• _WORK TO DO_: Provide the data again in its entirety, exactly as given.

+++ RECORD EXTRACTS +++

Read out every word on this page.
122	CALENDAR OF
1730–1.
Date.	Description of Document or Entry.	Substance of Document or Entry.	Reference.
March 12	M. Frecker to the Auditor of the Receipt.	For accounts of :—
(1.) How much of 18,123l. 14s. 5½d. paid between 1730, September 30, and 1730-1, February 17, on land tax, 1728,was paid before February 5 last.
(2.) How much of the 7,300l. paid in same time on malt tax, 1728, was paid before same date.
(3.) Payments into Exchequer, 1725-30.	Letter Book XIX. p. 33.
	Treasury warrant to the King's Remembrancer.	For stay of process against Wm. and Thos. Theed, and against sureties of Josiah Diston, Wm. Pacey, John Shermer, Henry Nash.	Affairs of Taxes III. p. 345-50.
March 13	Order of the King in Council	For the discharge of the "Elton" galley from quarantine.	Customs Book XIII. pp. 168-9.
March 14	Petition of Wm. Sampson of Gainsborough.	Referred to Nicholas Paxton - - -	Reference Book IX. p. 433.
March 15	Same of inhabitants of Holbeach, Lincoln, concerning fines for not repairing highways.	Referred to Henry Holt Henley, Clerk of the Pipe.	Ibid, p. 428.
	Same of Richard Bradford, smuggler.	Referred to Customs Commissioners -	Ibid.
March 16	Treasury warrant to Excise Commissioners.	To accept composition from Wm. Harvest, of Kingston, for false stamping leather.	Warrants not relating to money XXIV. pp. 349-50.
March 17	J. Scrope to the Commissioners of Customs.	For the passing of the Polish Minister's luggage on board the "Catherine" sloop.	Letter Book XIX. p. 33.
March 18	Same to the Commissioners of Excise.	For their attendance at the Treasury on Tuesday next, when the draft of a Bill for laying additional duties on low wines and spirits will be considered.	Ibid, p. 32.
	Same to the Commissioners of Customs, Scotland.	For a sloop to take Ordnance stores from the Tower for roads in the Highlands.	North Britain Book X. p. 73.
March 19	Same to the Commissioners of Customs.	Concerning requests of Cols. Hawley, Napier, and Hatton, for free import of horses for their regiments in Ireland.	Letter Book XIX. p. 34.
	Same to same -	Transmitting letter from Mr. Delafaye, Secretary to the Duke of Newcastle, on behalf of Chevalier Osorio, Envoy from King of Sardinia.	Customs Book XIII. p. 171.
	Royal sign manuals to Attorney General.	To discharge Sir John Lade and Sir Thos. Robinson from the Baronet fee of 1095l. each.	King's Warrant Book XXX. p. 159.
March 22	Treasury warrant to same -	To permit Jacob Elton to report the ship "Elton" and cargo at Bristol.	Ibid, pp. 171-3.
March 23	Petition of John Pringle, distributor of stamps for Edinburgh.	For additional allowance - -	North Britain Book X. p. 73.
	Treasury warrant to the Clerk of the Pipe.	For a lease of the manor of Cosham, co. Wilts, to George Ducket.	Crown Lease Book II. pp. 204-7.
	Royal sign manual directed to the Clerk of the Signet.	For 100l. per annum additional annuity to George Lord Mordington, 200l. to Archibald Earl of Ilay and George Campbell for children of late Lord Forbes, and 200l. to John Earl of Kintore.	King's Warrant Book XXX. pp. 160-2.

+++

• _EXPECTED OUTPUT_:
Read out every word on this page.
122	CALENDAR OF
1730–1.
Date.	Description of Document or Entry.	Substance of Document or Entry.	Reference.
March 12	M. Frecker to the Auditor of the Receipt.	For accounts of :—
(1.) How much of 18,123l. 14s. 5½d. paid between 1730, September 30, and 1730-1, February 17, on land tax, 1728,was paid before February 5 last.
(2.) How much of the 7,300l. paid in same time on malt tax, 1728, was paid before same date.
(3.) Payments into Exchequer, 1725-30.	Letter Book XIX. p. 33.
	Treasury warrant to the King's Remembrancer.	For stay of process against Wm. and Thos. Theed, and against sureties of Josiah Diston, Wm. Pacey, John Shermer, Henry Nash.	Affairs of Taxes III. p. 345-50.
March 13	Order of the King in Council	For the discharge of the "Elton" galley from quarantine.	Customs Book XIII. pp. 168-9.
March 14	Petition of Wm. Sampson of Gainsborough.	Referred to Nicholas Paxton - - -	Reference Book IX. p. 433.
March 15	Same of inhabitants of Holbeach, Lincoln, concerning fines for not repairing highways.	Referred to Henry Holt Henley, Clerk of the Pipe.	Ibid, p. 428.
	Same of Richard Bradford, smuggler.	Referred to Customs Commissioners -	Ibid.
March 16	Treasury warrant to Excise Commissioners.	To accept composition from Wm. Harvest, of Kingston, for false stamping leather.	Warrants not relating to money XXIV. pp. 349-50.
March 17	J. Scrope to the Commissioners of Customs.	For the passing of the Polish Minister's luggage on board the "Catherine" sloop.	Letter Book XIX. p. 33.
March 18	Same to the Commissioners of Excise.	For their attendance at the Treasury on Tuesday next, when the draft of a Bill for laying additional duties on low wines and spirits will be considered.	Ibid, p. 32.
	Same to the Commissioners of Customs, Scotland.	For a sloop to take Ordnance stores from the Tower for roads in the Highlands.	North Britain Book X. p. 73.
March 19	Same to the Commissioners of Customs.	Concerning requests of Cols. Hawley, Napier, and Hatton, for free import of horses for their regiments in Ireland.	Letter Book XIX. p. 34.
	Same to same -	Transmitting letter from Mr. Delafaye, Secretary to the Duke of Newcastle, on behalf of Chevalier Osorio, Envoy from King of Sardinia.	Customs Book XIII. p. 171.
	Royal sign manuals to Attorney General.	To discharge Sir John Lade and Sir Thos. Robinson from the Baronet fee of 1095l. each.	King's Warrant Book XXX. p. 159.
March 22	Treasury warrant to same -	To permit Jacob Elton to report the ship "Elton" and cargo at Bristol.	Ibid, pp. 171-3.
March 23	Petition of John Pringle, distributor of stamps for Edinburgh.	For additional allowance - -	North Britain Book X. p. 73.
	Treasury warrant to the Clerk of the Pipe.	For a lease of the manor of Cosham, co. Wilts, to George Ducket.	Crown Lease Book II. pp. 204-7.
	Royal sign manual directed to the Clerk of the Signet.	For 100l. per annum additional annuity to George Lord Mordington, 200l. to Archibald Earl of Ilay and George Campbell for children of late Lord Forbes, and 200l. to John Earl of Kintore.	King's Warrant Book XXX. pp. 160-2.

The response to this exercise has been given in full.